Written tasks:
A - Quote the forum thread about spirituality, starting at "How many illogical" and ending at "words into consideration.".
B - Please list every sentence in the mindphuk post of the forum thread about spirituality that begins with the word "You".
C - Write the next part of the forum thread about spirituality, picking up after its final line.

Document text:
- - - - -

So if a spiritual belief were to be completely true, no credit should be lent to the method that found out this spiritual truth? Sorry if I misunderstood. 

Yes, I doubt what you have labelled credulous, as I still believe in everything that I did before I joined this site. 

How many illogical thinkers have you got to think logically? Your goal to logically enlighten people seems illogical since very few take your words into consideration. 

You are twisting things around and putting words in my mouth. I never said I dont need self-assessment, I just dont need it in the way you think I need it. I am very aware of my actions and how I interact and influence people in the real world. It is a part of spirituality to evaluate yourself to see where you need improvements. Gotta know myself to know god.


----------



## mindphuk (Sep 5, 2012)

Right, you got it all down. I know nothing, you are clued into the true reality. You don't misunderstand me, I twist things around. You are infallible, I'm clueless about spirituality. 

I guess I was wrong, you haven't changed one iota. You fail to address any actual content of my post and cherry-picked the things you disagree with, merely to point out how wrong I am.


----------



## Samwell Seed Well (Sep 5, 2012)

- - - - -

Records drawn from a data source
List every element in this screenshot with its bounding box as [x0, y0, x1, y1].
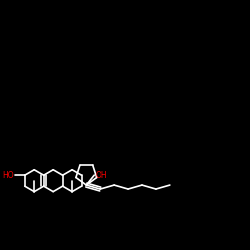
Text: OH: OH [95, 170, 107, 179]
Text: HO: HO [2, 171, 14, 180]
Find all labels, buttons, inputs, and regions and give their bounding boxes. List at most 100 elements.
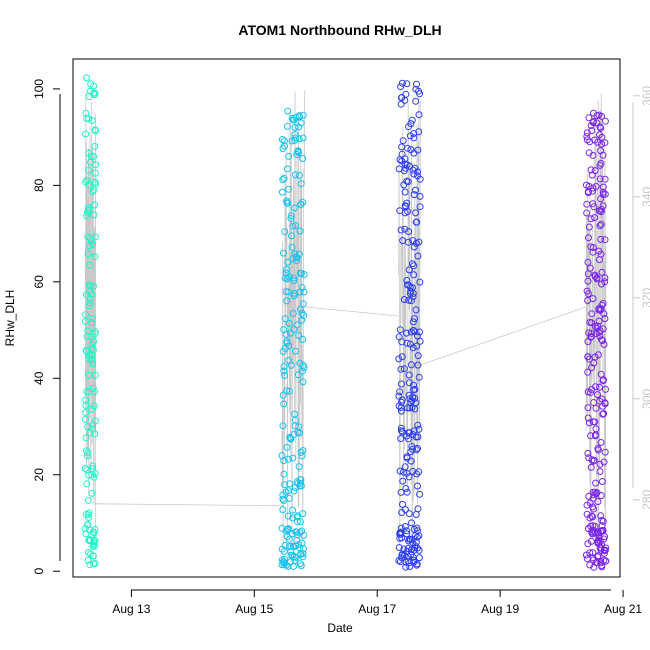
data-point — [595, 383, 603, 391]
data-point — [397, 380, 405, 388]
data-point — [397, 365, 405, 373]
data-point — [406, 536, 414, 544]
data-point — [89, 188, 97, 195]
data-point — [601, 448, 609, 456]
data-point — [401, 463, 409, 471]
data-point — [415, 128, 423, 136]
data-point — [397, 404, 405, 411]
data-point — [591, 522, 599, 530]
data-point — [414, 172, 421, 180]
data-point — [397, 100, 405, 108]
data-point — [413, 342, 421, 350]
data-point — [283, 266, 290, 273]
data-point — [291, 557, 299, 565]
data-point — [600, 410, 608, 418]
data-point — [284, 122, 291, 130]
data-point — [414, 361, 422, 369]
data-point — [281, 315, 289, 323]
data-point — [397, 435, 405, 443]
data-point — [597, 208, 605, 216]
data-point — [583, 129, 591, 137]
data-point — [405, 537, 413, 545]
data-point — [397, 83, 405, 91]
data-point — [293, 513, 301, 521]
data-point — [410, 326, 417, 334]
data-point — [601, 236, 609, 244]
y-tick-label: 60 — [32, 275, 46, 289]
data-point — [599, 183, 607, 191]
data-point — [296, 518, 304, 526]
data-point — [281, 481, 289, 489]
data-point — [281, 142, 288, 150]
data-point — [400, 181, 408, 189]
data-point — [408, 260, 416, 268]
data-point — [285, 185, 292, 193]
data-point — [84, 549, 92, 556]
data-point — [289, 310, 297, 317]
y-tick-label: 100 — [32, 79, 46, 99]
data-point — [405, 510, 413, 518]
data-point — [405, 296, 413, 304]
data-point — [398, 509, 406, 516]
data-point — [295, 250, 303, 258]
data-point — [291, 124, 299, 131]
data-point — [280, 367, 288, 375]
data-point — [599, 410, 607, 418]
data-point — [409, 318, 417, 326]
data-point — [598, 112, 606, 120]
data-point — [285, 543, 293, 550]
data-point — [582, 551, 590, 559]
data-point — [412, 97, 420, 105]
data-point — [592, 479, 600, 487]
data-point — [584, 258, 592, 266]
data-point — [601, 274, 609, 282]
secondary-series-line — [281, 90, 306, 545]
data-point — [290, 430, 298, 438]
data-point — [90, 473, 98, 481]
data-point — [82, 530, 90, 538]
data-point — [588, 319, 596, 327]
data-point — [83, 466, 91, 474]
data-point — [290, 289, 298, 297]
data-point — [411, 164, 419, 172]
data-point — [416, 278, 424, 286]
data-point — [589, 187, 597, 195]
data-point — [412, 239, 420, 247]
data-point — [589, 244, 597, 251]
data-point — [585, 234, 592, 242]
data-point — [584, 270, 592, 278]
data-point — [597, 147, 605, 155]
data-point — [585, 454, 593, 462]
data-point — [289, 514, 297, 522]
data-point — [290, 292, 298, 300]
data-point — [402, 485, 410, 492]
data-point — [404, 545, 412, 552]
data-point — [280, 363, 288, 370]
data-point — [601, 278, 609, 286]
data-point — [87, 355, 95, 363]
data-point — [299, 378, 307, 386]
data-point — [82, 109, 90, 117]
data-point — [406, 559, 414, 567]
data-point — [588, 512, 596, 520]
data-point — [89, 552, 97, 560]
data-point — [296, 529, 304, 537]
data-point — [84, 207, 92, 214]
data-point — [82, 434, 90, 442]
data-point — [596, 332, 604, 340]
x-tick-label: Aug 13 — [112, 602, 150, 616]
data-point — [296, 171, 303, 179]
data-point — [586, 514, 594, 522]
data-point — [90, 538, 98, 546]
data-point — [295, 135, 303, 143]
data-point — [415, 425, 423, 433]
data-point — [284, 455, 292, 463]
data-point — [90, 338, 98, 345]
data-point — [405, 391, 413, 399]
data-point — [279, 495, 287, 503]
data-point — [295, 331, 303, 339]
data-point — [598, 516, 606, 524]
data-point — [90, 560, 97, 568]
data-point — [403, 453, 411, 461]
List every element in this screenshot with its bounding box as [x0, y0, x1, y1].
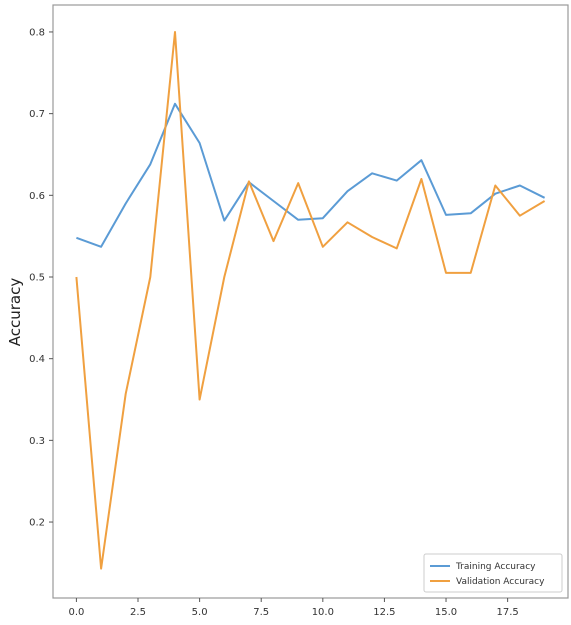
x-tick-label: 17.5 — [496, 607, 518, 618]
x-tick-label: 2.5 — [130, 607, 146, 618]
y-tick-label: 0.3 — [29, 436, 45, 447]
validation-accuracy-line — [75, 31, 546, 570]
legend-label: Training Accuracy — [455, 562, 536, 572]
y-axis-label: Accuracy — [6, 278, 24, 347]
y-tick-label: 0.5 — [29, 272, 45, 283]
y-tick-label: 0.2 — [29, 518, 45, 529]
y-tick-label: 0.6 — [29, 191, 45, 202]
x-tick-label: 7.5 — [253, 607, 269, 618]
x-tick-label: 0.0 — [68, 607, 84, 618]
y-tick-label: 0.7 — [29, 109, 45, 120]
x-tick-label: 12.5 — [373, 607, 395, 618]
y-tick-label: 0.8 — [29, 27, 45, 38]
y-tick-label: 0.4 — [29, 354, 45, 365]
legend-label: Validation Accuracy — [456, 577, 545, 587]
x-tick-label: 5.0 — [192, 607, 208, 618]
x-tick-label: 15.0 — [435, 607, 457, 618]
training-accuracy-line — [76, 102, 546, 248]
plot-frame — [52, 4, 569, 599]
x-tick-label: 10.0 — [312, 607, 334, 618]
legend-box — [423, 553, 563, 593]
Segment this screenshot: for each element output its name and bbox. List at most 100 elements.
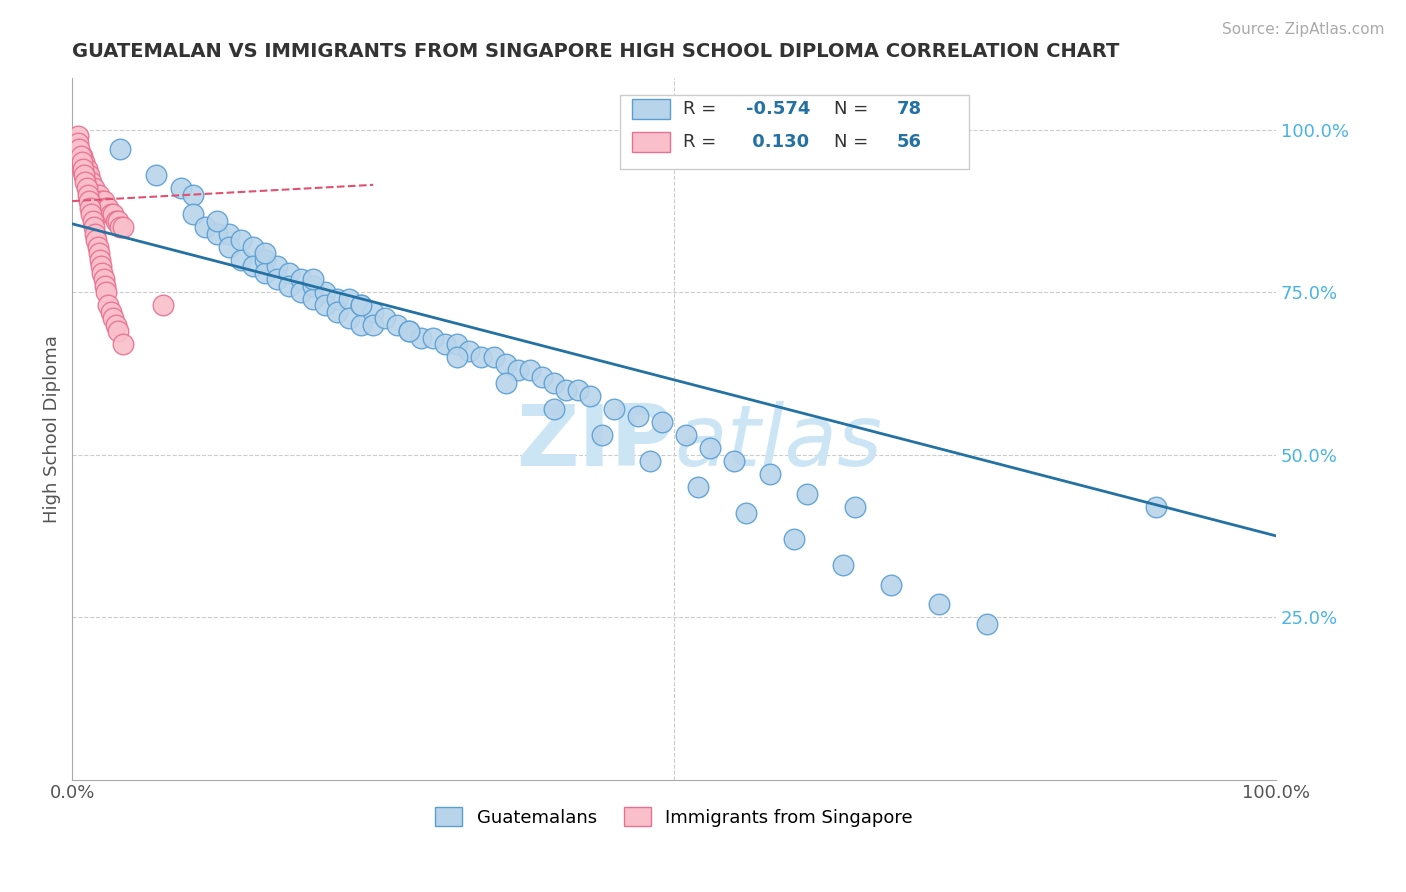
Point bbox=[76, 161, 98, 176]
Point bbox=[519, 363, 541, 377]
Point bbox=[314, 285, 336, 299]
Y-axis label: High School Diploma: High School Diploma bbox=[44, 334, 60, 523]
Point bbox=[79, 201, 101, 215]
Point bbox=[253, 252, 276, 267]
Point bbox=[69, 142, 91, 156]
Point bbox=[107, 324, 129, 338]
Point bbox=[302, 292, 325, 306]
Point bbox=[111, 220, 134, 235]
Point bbox=[446, 350, 468, 364]
Point bbox=[73, 155, 96, 169]
Point bbox=[194, 220, 217, 235]
Point bbox=[495, 357, 517, 371]
Point bbox=[67, 142, 90, 156]
Text: 0.130: 0.130 bbox=[747, 133, 810, 151]
Point bbox=[266, 259, 288, 273]
Point bbox=[976, 616, 998, 631]
Text: R =: R = bbox=[682, 100, 721, 118]
Point bbox=[84, 233, 107, 247]
Point bbox=[398, 324, 420, 338]
Point bbox=[205, 213, 228, 227]
Text: 56: 56 bbox=[897, 133, 922, 151]
Point bbox=[86, 239, 108, 253]
Point bbox=[83, 181, 105, 195]
Point bbox=[302, 272, 325, 286]
Point bbox=[181, 187, 204, 202]
Point bbox=[76, 175, 98, 189]
Text: GUATEMALAN VS IMMIGRANTS FROM SINGAPORE HIGH SCHOOL DIPLOMA CORRELATION CHART: GUATEMALAN VS IMMIGRANTS FROM SINGAPORE … bbox=[72, 42, 1119, 61]
Point bbox=[100, 304, 122, 318]
Point bbox=[67, 155, 90, 169]
Point bbox=[91, 266, 114, 280]
Point bbox=[104, 213, 127, 227]
Point bbox=[506, 363, 529, 377]
Point bbox=[844, 500, 866, 514]
Point bbox=[94, 201, 117, 215]
Legend: Guatemalans, Immigrants from Singapore: Guatemalans, Immigrants from Singapore bbox=[427, 800, 921, 834]
Point bbox=[422, 330, 444, 344]
Point bbox=[90, 259, 112, 273]
Point bbox=[458, 343, 481, 358]
Point bbox=[77, 168, 100, 182]
Point bbox=[735, 506, 758, 520]
Point bbox=[880, 577, 903, 591]
Point bbox=[627, 409, 650, 423]
Point bbox=[688, 480, 710, 494]
Point bbox=[374, 311, 396, 326]
Point bbox=[77, 181, 100, 195]
Text: -0.574: -0.574 bbox=[747, 100, 811, 118]
Point bbox=[638, 454, 661, 468]
Point bbox=[80, 207, 103, 221]
Point bbox=[928, 597, 950, 611]
Point bbox=[80, 175, 103, 189]
Point bbox=[67, 136, 90, 150]
Point bbox=[97, 298, 120, 312]
Point bbox=[277, 278, 299, 293]
Point bbox=[82, 213, 104, 227]
Point bbox=[70, 148, 93, 162]
Point bbox=[290, 272, 312, 286]
Point bbox=[530, 369, 553, 384]
Point bbox=[101, 207, 124, 221]
Point bbox=[290, 285, 312, 299]
Point bbox=[242, 259, 264, 273]
Point bbox=[229, 233, 252, 247]
Point bbox=[675, 428, 697, 442]
Point bbox=[111, 337, 134, 351]
Text: 78: 78 bbox=[897, 100, 922, 118]
Point bbox=[266, 272, 288, 286]
Point bbox=[277, 266, 299, 280]
Point bbox=[101, 311, 124, 326]
Point bbox=[350, 318, 373, 332]
Point bbox=[94, 285, 117, 299]
Point bbox=[70, 161, 93, 176]
Point bbox=[723, 454, 745, 468]
Point bbox=[90, 194, 112, 208]
Point bbox=[67, 129, 90, 144]
Point bbox=[411, 330, 433, 344]
Text: atlas: atlas bbox=[673, 401, 882, 484]
Point bbox=[1144, 500, 1167, 514]
FancyBboxPatch shape bbox=[631, 132, 671, 152]
Point bbox=[543, 376, 565, 390]
Point bbox=[76, 181, 98, 195]
Point bbox=[783, 532, 806, 546]
Point bbox=[84, 187, 107, 202]
Point bbox=[83, 220, 105, 235]
Point bbox=[651, 415, 673, 429]
Point bbox=[93, 272, 115, 286]
Point bbox=[110, 220, 132, 235]
Point bbox=[100, 207, 122, 221]
Point bbox=[97, 201, 120, 215]
Point bbox=[107, 213, 129, 227]
Point bbox=[579, 389, 602, 403]
Point bbox=[152, 298, 174, 312]
Point bbox=[89, 252, 111, 267]
Point bbox=[567, 383, 589, 397]
Point bbox=[350, 298, 373, 312]
Point bbox=[87, 246, 110, 260]
Point bbox=[242, 239, 264, 253]
Point bbox=[482, 350, 505, 364]
Point bbox=[470, 350, 492, 364]
Point bbox=[104, 318, 127, 332]
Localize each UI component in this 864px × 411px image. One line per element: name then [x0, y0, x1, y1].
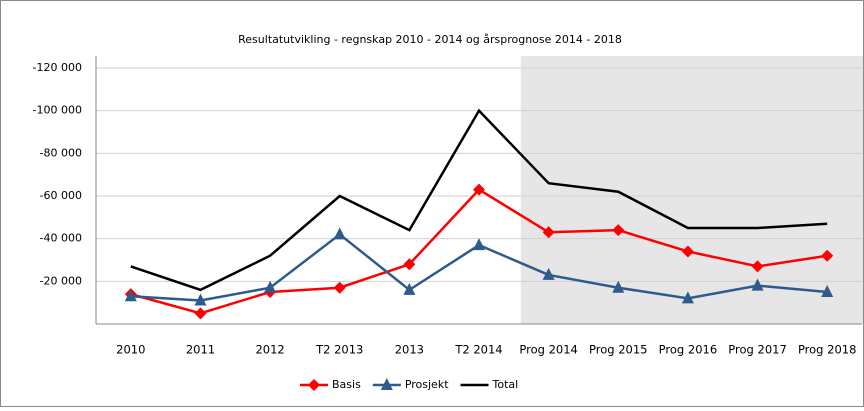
- series-line: [130, 108, 828, 292]
- legend-label: Total: [492, 378, 519, 391]
- y-tick-label: -40 000: [40, 232, 82, 245]
- legend-label: Prosjekt: [405, 378, 449, 391]
- point: [542, 226, 555, 239]
- legend-label: Basis: [332, 378, 361, 391]
- point: [612, 224, 625, 237]
- y-tick-label: -60 000: [40, 189, 82, 202]
- point: [264, 280, 277, 293]
- point: [821, 285, 834, 297]
- y-tick-label: -80 000: [40, 146, 82, 159]
- x-tick-label: 2013: [395, 343, 424, 357]
- point: [403, 258, 416, 271]
- x-tick-label: Prog 2014: [519, 343, 577, 357]
- y-tick-label: -100 000: [33, 104, 82, 117]
- x-tick-label: T2 2013: [315, 343, 363, 357]
- forecast-shade: [520, 56, 863, 324]
- point: [473, 183, 485, 196]
- y-tick-label: -20 000: [40, 274, 82, 287]
- point: [124, 289, 137, 302]
- point: [473, 238, 485, 251]
- point: [681, 245, 694, 258]
- point: [194, 307, 207, 320]
- legend-marker: [308, 379, 320, 391]
- point: [681, 291, 694, 304]
- point: [403, 282, 416, 295]
- point: [194, 293, 207, 306]
- x-tick-label: 2011: [186, 343, 215, 357]
- x-tick-label: Prog 2015: [589, 343, 647, 357]
- x-tick-label: 2012: [255, 343, 284, 357]
- x-tick-label: 2010: [116, 343, 145, 357]
- point: [612, 280, 625, 293]
- legend-marker: [380, 378, 393, 390]
- point: [751, 278, 764, 291]
- point: [751, 260, 764, 273]
- x-tick-label: T2 2014: [454, 343, 502, 357]
- x-tick-label: Prog 2016: [659, 343, 717, 357]
- x-tick-label: Prog 2018: [798, 343, 856, 357]
- point: [333, 281, 346, 294]
- x-tick-label: Prog 2017: [728, 343, 786, 357]
- chart-title: Resultatutvikling - regnskap 2010 - 2014…: [238, 33, 622, 46]
- point: [821, 249, 834, 262]
- point: [542, 267, 555, 280]
- y-tick-label: -120 000: [33, 61, 82, 74]
- point: [333, 227, 346, 240]
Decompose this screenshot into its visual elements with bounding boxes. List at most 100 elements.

- - - - -

Responses to the exercise:
A -
How many illogical thinkers have you got to think logically? Your goal to logically enlighten people seems illogical since very few take your words into consideration.

B -
You don't misunderstand me, I twist things around.
You are infallible, I'm clueless about spirituality.
You fail to address any actual content of my post and cherry-picked the things you disagree with, merely to point out how wrong I am.

C -
mindphuk said:


> Right, you got it all down. I know nothing, you are clued into the true reality. You don't misunderstand me, I twist things around. You are infallible, I'm clueless about spirituality.  I guess I was wrong, you haven't changed one iota. You fail to address any actual content of my post and cherry-picked the things you disagree with, merely to point out how wrong I am.


 its been done[video=youtube_share;8rwPovyR9HY]http://youtu.be/8rwPovyR9HY[/video] cant argue with someone who's life is subject to change only through experience and perception


----------



## Chief Walkin Eagle (Sep 5, 2012)

mindphuk said:


> Right, you got it all down. I know nothing, you are clued into the true reality. You don't misunderstand me, I twist things around. You are infallible, I'm clueless about spirituality.
> 
> I guess I was wrong, you haven't changed one iota. You fail to address any actual content of my post and cherry-picked the things you disagree with, merely to point out how wrong I am.


No, I acknowledged everything you said, as they have been said many times over. I just wanted to take the topic into a new direction instead of discussing the same old same old. I genuinely wanted to know your side of the things I brought up. It seems I have to agree with the judgements you placed upon me though in order for you to respect anything I say... I am so arrogant...


----------



## tyler.durden (Sep 5, 2012)

Chief Walkin Eagle said:


> *I dont think I need the self examination*. I know who I am, I've experienced a lot in my 21 years...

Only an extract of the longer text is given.